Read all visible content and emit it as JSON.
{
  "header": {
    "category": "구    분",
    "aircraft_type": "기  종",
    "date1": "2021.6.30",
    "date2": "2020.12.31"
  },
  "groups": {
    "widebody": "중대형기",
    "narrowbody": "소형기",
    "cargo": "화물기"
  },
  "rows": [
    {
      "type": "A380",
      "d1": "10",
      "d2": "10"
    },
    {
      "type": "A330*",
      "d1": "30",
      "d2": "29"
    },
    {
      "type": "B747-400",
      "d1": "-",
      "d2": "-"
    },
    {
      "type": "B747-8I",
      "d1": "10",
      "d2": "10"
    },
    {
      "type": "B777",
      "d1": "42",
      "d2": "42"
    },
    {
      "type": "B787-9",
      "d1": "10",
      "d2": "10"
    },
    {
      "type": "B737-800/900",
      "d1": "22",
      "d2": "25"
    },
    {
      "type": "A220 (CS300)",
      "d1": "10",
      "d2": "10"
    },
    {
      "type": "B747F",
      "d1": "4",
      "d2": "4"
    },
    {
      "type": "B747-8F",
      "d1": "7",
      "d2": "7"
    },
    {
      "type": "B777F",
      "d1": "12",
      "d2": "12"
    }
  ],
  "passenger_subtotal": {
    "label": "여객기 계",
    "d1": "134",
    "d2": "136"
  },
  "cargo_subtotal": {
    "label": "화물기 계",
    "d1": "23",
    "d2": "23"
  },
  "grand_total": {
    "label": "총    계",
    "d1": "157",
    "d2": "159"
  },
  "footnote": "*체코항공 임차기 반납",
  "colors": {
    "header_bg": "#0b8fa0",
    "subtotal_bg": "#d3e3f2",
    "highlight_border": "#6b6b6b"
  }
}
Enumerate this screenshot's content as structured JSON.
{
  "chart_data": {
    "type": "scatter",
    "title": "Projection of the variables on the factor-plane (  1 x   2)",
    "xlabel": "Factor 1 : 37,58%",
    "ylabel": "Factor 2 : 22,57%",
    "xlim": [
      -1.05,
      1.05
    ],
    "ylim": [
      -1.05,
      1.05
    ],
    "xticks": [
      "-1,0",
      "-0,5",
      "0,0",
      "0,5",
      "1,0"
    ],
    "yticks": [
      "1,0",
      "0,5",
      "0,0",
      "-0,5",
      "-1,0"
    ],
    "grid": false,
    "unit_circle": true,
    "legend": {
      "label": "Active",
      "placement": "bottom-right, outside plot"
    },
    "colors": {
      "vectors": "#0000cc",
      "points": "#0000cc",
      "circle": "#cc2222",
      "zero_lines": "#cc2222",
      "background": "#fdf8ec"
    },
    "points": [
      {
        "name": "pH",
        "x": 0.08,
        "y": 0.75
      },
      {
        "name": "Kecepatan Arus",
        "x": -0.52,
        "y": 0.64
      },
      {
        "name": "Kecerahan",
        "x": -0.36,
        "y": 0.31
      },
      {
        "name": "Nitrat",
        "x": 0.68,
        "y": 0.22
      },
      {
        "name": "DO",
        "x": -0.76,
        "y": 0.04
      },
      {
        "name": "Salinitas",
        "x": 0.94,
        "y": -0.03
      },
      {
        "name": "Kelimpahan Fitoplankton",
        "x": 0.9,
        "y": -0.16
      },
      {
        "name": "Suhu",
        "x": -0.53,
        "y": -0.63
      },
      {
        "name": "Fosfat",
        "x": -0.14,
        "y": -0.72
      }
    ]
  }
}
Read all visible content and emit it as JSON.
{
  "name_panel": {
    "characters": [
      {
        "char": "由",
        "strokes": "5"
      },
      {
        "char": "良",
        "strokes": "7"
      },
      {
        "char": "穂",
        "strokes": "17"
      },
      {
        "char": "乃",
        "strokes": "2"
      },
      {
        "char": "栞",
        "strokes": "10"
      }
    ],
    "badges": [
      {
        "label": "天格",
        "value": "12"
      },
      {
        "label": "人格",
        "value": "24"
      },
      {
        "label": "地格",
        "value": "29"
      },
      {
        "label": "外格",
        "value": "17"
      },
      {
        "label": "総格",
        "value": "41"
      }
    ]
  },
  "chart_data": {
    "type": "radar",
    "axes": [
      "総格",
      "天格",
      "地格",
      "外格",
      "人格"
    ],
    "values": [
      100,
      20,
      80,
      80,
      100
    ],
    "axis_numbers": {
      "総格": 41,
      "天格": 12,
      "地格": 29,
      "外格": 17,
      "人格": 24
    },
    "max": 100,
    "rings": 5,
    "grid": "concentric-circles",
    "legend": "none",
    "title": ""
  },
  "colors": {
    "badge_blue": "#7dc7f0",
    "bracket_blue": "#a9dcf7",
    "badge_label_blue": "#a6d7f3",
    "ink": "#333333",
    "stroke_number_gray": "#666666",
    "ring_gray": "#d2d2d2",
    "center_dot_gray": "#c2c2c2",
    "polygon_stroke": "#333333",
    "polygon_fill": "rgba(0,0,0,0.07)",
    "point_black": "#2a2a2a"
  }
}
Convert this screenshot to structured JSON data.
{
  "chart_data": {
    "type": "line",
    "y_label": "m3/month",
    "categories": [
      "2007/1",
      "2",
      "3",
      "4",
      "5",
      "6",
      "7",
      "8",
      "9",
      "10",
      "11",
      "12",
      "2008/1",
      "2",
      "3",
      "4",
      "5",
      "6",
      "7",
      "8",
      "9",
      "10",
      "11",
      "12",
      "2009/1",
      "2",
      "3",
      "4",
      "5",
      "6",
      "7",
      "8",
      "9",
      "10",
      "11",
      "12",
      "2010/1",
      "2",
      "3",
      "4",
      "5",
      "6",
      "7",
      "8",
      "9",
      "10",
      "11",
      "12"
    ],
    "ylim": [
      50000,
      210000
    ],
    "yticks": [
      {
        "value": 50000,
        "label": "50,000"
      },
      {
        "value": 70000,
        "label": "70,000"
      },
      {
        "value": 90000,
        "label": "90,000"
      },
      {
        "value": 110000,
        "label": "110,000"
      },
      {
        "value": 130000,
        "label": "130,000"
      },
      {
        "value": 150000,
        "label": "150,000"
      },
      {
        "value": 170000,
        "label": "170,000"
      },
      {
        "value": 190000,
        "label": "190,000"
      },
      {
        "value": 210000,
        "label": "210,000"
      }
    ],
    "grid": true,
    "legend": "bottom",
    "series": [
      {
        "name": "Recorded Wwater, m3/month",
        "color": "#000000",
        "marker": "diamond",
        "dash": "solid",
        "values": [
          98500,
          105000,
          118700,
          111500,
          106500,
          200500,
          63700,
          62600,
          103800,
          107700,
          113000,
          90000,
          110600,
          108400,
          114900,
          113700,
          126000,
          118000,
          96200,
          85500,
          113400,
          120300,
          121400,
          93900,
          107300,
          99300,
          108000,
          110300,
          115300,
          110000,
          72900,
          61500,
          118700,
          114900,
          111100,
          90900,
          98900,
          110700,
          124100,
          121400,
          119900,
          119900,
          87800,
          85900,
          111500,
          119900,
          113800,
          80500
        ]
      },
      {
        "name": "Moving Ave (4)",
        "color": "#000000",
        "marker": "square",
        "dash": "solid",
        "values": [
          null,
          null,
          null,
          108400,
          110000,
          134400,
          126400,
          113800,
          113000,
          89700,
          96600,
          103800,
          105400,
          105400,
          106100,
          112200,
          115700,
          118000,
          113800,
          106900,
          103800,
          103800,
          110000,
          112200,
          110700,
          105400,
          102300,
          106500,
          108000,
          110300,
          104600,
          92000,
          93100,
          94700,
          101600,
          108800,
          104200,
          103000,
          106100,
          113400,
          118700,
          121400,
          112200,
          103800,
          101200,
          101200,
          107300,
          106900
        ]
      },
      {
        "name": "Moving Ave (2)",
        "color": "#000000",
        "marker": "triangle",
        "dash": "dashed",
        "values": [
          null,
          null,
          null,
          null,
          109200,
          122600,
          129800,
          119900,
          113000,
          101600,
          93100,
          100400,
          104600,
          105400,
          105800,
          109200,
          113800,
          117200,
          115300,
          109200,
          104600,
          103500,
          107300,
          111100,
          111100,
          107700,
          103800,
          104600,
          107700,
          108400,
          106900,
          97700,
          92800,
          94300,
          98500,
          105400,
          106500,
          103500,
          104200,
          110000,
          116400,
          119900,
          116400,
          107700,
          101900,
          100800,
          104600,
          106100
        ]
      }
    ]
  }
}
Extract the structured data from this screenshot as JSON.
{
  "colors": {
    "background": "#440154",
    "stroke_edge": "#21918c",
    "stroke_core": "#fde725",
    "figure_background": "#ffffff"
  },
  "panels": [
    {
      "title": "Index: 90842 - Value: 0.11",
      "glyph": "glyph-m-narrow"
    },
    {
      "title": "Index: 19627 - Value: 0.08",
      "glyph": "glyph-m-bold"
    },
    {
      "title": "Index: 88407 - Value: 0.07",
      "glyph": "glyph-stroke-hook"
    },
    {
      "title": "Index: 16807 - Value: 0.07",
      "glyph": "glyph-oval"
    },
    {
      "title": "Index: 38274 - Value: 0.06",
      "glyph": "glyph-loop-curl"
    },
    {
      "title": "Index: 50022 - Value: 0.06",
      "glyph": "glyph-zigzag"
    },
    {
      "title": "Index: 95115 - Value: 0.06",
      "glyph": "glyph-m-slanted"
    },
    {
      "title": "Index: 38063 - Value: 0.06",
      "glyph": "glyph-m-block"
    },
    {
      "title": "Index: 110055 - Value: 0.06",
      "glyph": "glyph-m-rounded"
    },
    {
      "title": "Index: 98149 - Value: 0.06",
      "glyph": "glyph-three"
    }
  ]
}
* * *
### SET TASK
Select every line in the material above where the string "JSON" occurs, and copy it.

### TASK ANSWER
Read all visible content and emit it as JSON.
Enumerate this screenshot's content as structured JSON.
Read all visible content and emit it as JSON.
Convert this screenshot to structured JSON data.
Extract the structured data from this screenshot as JSON.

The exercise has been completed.